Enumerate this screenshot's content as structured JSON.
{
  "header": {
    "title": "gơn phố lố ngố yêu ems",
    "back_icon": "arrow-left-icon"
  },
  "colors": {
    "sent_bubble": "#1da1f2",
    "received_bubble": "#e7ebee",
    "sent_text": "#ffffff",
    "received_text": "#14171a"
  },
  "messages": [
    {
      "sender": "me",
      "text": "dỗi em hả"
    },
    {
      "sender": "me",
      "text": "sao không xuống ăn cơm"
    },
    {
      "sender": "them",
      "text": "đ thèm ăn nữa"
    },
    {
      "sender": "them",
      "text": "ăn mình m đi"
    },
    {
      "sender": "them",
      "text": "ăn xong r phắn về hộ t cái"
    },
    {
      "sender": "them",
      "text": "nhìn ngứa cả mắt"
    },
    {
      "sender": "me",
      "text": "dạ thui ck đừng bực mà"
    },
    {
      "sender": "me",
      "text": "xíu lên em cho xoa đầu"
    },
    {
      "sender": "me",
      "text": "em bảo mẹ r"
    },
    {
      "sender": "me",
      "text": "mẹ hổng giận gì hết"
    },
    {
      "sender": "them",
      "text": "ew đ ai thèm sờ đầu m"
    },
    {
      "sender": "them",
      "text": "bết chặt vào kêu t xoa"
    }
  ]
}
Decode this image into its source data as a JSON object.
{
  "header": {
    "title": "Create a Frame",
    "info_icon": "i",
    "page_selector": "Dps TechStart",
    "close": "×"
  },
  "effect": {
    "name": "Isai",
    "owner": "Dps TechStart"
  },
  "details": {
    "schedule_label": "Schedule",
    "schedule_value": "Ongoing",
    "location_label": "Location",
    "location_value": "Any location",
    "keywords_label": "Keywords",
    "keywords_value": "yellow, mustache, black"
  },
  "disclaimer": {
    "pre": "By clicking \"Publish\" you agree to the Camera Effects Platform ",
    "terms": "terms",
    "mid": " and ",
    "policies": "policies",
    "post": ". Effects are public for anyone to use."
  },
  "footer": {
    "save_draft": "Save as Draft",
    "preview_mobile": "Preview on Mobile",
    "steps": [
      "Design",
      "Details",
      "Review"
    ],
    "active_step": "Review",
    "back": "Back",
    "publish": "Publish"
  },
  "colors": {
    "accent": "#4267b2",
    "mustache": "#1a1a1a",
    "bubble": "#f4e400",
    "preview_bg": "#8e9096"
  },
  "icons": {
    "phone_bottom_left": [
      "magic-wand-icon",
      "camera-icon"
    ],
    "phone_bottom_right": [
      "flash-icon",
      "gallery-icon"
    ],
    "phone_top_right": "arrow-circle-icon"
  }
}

* WRITTEN INSTRUCTION: Repeat the records above in full, character for character.

* RESPONSE TO THE TASK:
Enumerate this screenshot's content as structured JSON.
{
  "header": {
    "title": "gơn phố lố ngố yêu ems",
    "back_icon": "arrow-left-icon"
  },
  "colors": {
    "sent_bubble": "#1da1f2",
    "received_bubble": "#e7ebee",
    "sent_text": "#ffffff",
    "received_text": "#14171a"
  },
  "messages": [
    {
      "sender": "me",
      "text": "dỗi em hả"
    },
    {
      "sender": "me",
      "text": "sao không xuống ăn cơm"
    },
    {
      "sender": "them",
      "text": "đ thèm ăn nữa"
    },
    {
      "sender": "them",
      "text": "ăn mình m đi"
    },
    {
      "sender": "them",
      "text": "ăn xong r phắn về hộ t cái"
    },
    {
      "sender": "them",
      "text": "nhìn ngứa cả mắt"
    },
    {
      "sender": "me",
      "text": "dạ thui ck đừng bực mà"
    },
    {
      "sender": "me",
      "text": "xíu lên em cho xoa đầu"
    },
    {
      "sender": "me",
      "text": "em bảo mẹ r"
    },
    {
      "sender": "me",
      "text": "mẹ hổng giận gì hết"
    },
    {
      "sender": "them",
      "text": "ew đ ai thèm sờ đầu m"
    },
    {
      "sender": "them",
      "text": "bết chặt vào kêu t xoa"
    }
  ]
}
Decode this image into its source data as a JSON object.
{
  "header": {
    "title": "Create a Frame",
    "info_icon": "i",
    "page_selector": "Dps TechStart",
    "close": "×"
  },
  "effect": {
    "name": "Isai",
    "owner": "Dps TechStart"
  },
  "details": {
    "schedule_label": "Schedule",
    "schedule_value": "Ongoing",
    "location_label": "Location",
    "location_value": "Any location",
    "keywords_label": "Keywords",
    "keywords_value": "yellow, mustache, black"
  },
  "disclaimer": {
    "pre": "By clicking \"Publish\" you agree to the Camera Effects Platform ",
    "terms": "terms",
    "mid": " and ",
    "policies": "policies",
    "post": ". Effects are public for anyone to use."
  },
  "footer": {
    "save_draft": "Save as Draft",
    "preview_mobile": "Preview on Mobile",
    "steps": [
      "Design",
      "Details",
      "Review"
    ],
    "active_step": "Review",
    "back": "Back",
    "publish": "Publish"
  },
  "colors": {
    "accent": "#4267b2",
    "mustache": "#1a1a1a",
    "bubble": "#f4e400",
    "preview_bg": "#8e9096"
  },
  "icons": {
    "phone_bottom_left": [
      "magic-wand-icon",
      "camera-icon"
    ],
    "phone_bottom_right": [
      "flash-icon",
      "gallery-icon"
    ],
    "phone_top_right": "arrow-circle-icon"
  }
}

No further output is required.